Saved entries:
+ + +
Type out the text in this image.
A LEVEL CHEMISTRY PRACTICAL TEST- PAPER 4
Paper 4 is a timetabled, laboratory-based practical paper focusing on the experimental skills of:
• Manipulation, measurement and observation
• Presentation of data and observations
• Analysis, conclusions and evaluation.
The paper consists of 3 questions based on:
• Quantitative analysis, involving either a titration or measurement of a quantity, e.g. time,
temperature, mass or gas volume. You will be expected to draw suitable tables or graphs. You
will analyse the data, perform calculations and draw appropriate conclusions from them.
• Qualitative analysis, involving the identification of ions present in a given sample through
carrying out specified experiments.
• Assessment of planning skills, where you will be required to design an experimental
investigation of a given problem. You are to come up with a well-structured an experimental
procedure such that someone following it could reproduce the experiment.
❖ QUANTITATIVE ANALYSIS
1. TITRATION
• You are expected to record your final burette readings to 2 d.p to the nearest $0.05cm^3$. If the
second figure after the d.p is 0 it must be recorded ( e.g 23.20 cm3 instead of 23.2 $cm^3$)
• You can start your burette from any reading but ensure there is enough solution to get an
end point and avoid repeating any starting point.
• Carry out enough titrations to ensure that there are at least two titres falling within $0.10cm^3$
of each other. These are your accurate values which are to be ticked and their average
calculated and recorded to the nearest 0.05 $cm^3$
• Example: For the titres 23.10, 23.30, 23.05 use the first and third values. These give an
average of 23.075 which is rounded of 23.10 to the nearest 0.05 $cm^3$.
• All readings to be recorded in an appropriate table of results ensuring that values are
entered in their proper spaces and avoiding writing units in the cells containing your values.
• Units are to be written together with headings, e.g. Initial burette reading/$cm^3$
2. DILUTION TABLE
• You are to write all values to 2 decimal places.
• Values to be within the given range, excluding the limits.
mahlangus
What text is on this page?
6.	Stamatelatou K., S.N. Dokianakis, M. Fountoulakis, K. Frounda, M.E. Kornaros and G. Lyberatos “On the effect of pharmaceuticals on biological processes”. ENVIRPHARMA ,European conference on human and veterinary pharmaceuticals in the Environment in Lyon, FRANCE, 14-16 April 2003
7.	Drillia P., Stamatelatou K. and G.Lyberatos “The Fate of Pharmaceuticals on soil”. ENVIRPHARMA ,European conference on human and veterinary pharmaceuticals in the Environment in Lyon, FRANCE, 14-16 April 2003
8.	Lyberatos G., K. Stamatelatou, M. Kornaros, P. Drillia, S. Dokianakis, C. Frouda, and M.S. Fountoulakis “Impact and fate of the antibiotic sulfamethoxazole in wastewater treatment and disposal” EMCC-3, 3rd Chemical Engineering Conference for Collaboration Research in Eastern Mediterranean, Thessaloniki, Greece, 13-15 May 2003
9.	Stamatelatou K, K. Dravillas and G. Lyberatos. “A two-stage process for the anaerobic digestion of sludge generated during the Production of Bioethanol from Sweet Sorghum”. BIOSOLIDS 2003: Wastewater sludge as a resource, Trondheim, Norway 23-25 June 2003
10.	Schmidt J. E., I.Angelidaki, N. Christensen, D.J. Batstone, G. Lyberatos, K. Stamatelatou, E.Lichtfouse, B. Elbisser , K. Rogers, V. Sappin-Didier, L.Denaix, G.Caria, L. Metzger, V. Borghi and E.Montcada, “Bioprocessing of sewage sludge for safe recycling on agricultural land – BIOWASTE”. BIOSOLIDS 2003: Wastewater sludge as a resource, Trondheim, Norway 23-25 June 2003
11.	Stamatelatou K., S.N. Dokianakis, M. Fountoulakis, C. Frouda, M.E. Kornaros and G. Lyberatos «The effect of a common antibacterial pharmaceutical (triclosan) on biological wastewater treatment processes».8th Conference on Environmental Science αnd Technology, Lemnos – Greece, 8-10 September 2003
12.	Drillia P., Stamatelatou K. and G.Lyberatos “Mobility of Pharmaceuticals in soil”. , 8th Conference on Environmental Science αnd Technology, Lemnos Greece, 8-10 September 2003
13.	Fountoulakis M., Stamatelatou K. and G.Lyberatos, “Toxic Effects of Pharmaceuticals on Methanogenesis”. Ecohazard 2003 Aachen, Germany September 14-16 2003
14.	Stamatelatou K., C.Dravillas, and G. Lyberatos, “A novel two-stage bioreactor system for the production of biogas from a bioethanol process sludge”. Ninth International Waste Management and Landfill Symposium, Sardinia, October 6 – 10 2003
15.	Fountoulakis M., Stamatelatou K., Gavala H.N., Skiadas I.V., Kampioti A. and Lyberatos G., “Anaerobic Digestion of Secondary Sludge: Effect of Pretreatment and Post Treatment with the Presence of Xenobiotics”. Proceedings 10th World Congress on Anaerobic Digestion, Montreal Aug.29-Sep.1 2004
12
+ + +
TASK PROMPT: All of the entries above need to be reproduced verbatim.

SOLUTION TO THIS PROBLEM:
Type out the text in this image.
A LEVEL CHEMISTRY PRACTICAL TEST- PAPER 4
Paper 4 is a timetabled, laboratory-based practical paper focusing on the experimental skills of:
• Manipulation, measurement and observation
• Presentation of data and observations
• Analysis, conclusions and evaluation.
The paper consists of 3 questions based on:
• Quantitative analysis, involving either a titration or measurement of a quantity, e.g. time,
temperature, mass or gas volume. You will be expected to draw suitable tables or graphs. You
will analyse the data, perform calculations and draw appropriate conclusions from them.
• Qualitative analysis, involving the identification of ions present in a given sample through
carrying out specified experiments.
• Assessment of planning skills, where you will be required to design an experimental
investigation of a given problem. You are to come up with a well-structured an experimental
procedure such that someone following it could reproduce the experiment.
❖ QUANTITATIVE ANALYSIS
1. TITRATION
• You are expected to record your final burette readings to 2 d.p to the nearest $0.05cm^3$. If the
second figure after the d.p is 0 it must be recorded ( e.g 23.20 cm3 instead of 23.2 $cm^3$)
• You can start your burette from any reading but ensure there is enough solution to get an
end point and avoid repeating any starting point.
• Carry out enough titrations to ensure that there are at least two titres falling within $0.10cm^3$
of each other. These are your accurate values which are to be ticked and their average
calculated and recorded to the nearest 0.05 $cm^3$
• Example: For the titres 23.10, 23.30, 23.05 use the first and third values. These give an
average of 23.075 which is rounded of 23.10 to the nearest 0.05 $cm^3$.
• All readings to be recorded in an appropriate table of results ensuring that values are
entered in their proper spaces and avoiding writing units in the cells containing your values.
• Units are to be written together with headings, e.g. Initial burette reading/$cm^3$
2. DILUTION TABLE
• You are to write all values to 2 decimal places.
• Values to be within the given range, excluding the limits.
mahlangus
What text is on this page?
6.	Stamatelatou K., S.N. Dokianakis, M. Fountoulakis, K. Frounda, M.E. Kornaros and G. Lyberatos “On the effect of pharmaceuticals on biological processes”. ENVIRPHARMA ,European conference on human and veterinary pharmaceuticals in the Environment in Lyon, FRANCE, 14-16 April 2003
7.	Drillia P., Stamatelatou K. and G.Lyberatos “The Fate of Pharmaceuticals on soil”. ENVIRPHARMA ,European conference on human and veterinary pharmaceuticals in the Environment in Lyon, FRANCE, 14-16 April 2003
8.	Lyberatos G., K. Stamatelatou, M. Kornaros, P. Drillia, S. Dokianakis, C. Frouda, and M.S. Fountoulakis “Impact and fate of the antibiotic sulfamethoxazole in wastewater treatment and disposal” EMCC-3, 3rd Chemical Engineering Conference for Collaboration Research in Eastern Mediterranean, Thessaloniki, Greece, 13-15 May 2003
9.	Stamatelatou K, K. Dravillas and G. Lyberatos. “A two-stage process for the anaerobic digestion of sludge generated during the Production of Bioethanol from Sweet Sorghum”. BIOSOLIDS 2003: Wastewater sludge as a resource, Trondheim, Norway 23-25 June 2003
10.	Schmidt J. E., I.Angelidaki, N. Christensen, D.J. Batstone, G. Lyberatos, K. Stamatelatou, E.Lichtfouse, B. Elbisser , K. Rogers, V. Sappin-Didier, L.Denaix, G.Caria, L. Metzger, V. Borghi and E.Montcada, “Bioprocessing of sewage sludge for safe recycling on agricultural land – BIOWASTE”. BIOSOLIDS 2003: Wastewater sludge as a resource, Trondheim, Norway 23-25 June 2003
11.	Stamatelatou K., S.N. Dokianakis, M. Fountoulakis, C. Frouda, M.E. Kornaros and G. Lyberatos «The effect of a common antibacterial pharmaceutical (triclosan) on biological wastewater treatment processes».8th Conference on Environmental Science αnd Technology, Lemnos – Greece, 8-10 September 2003
12.	Drillia P., Stamatelatou K. and G.Lyberatos “Mobility of Pharmaceuticals in soil”. , 8th Conference on Environmental Science αnd Technology, Lemnos Greece, 8-10 September 2003
13.	Fountoulakis M., Stamatelatou K. and G.Lyberatos, “Toxic Effects of Pharmaceuticals on Methanogenesis”. Ecohazard 2003 Aachen, Germany September 14-16 2003
14.	Stamatelatou K., C.Dravillas, and G. Lyberatos, “A novel two-stage bioreactor system for the production of biogas from a bioethanol process sludge”. Ninth International Waste Management and Landfill Symposium, Sardinia, October 6 – 10 2003
15.	Fountoulakis M., Stamatelatou K., Gavala H.N., Skiadas I.V., Kampioti A. and Lyberatos G., “Anaerobic Digestion of Secondary Sludge: Effect of Pretreatment and Post Treatment with the Presence of Xenobiotics”. Proceedings 10th World Congress on Anaerobic Digestion, Montreal Aug.29-Sep.1 2004
12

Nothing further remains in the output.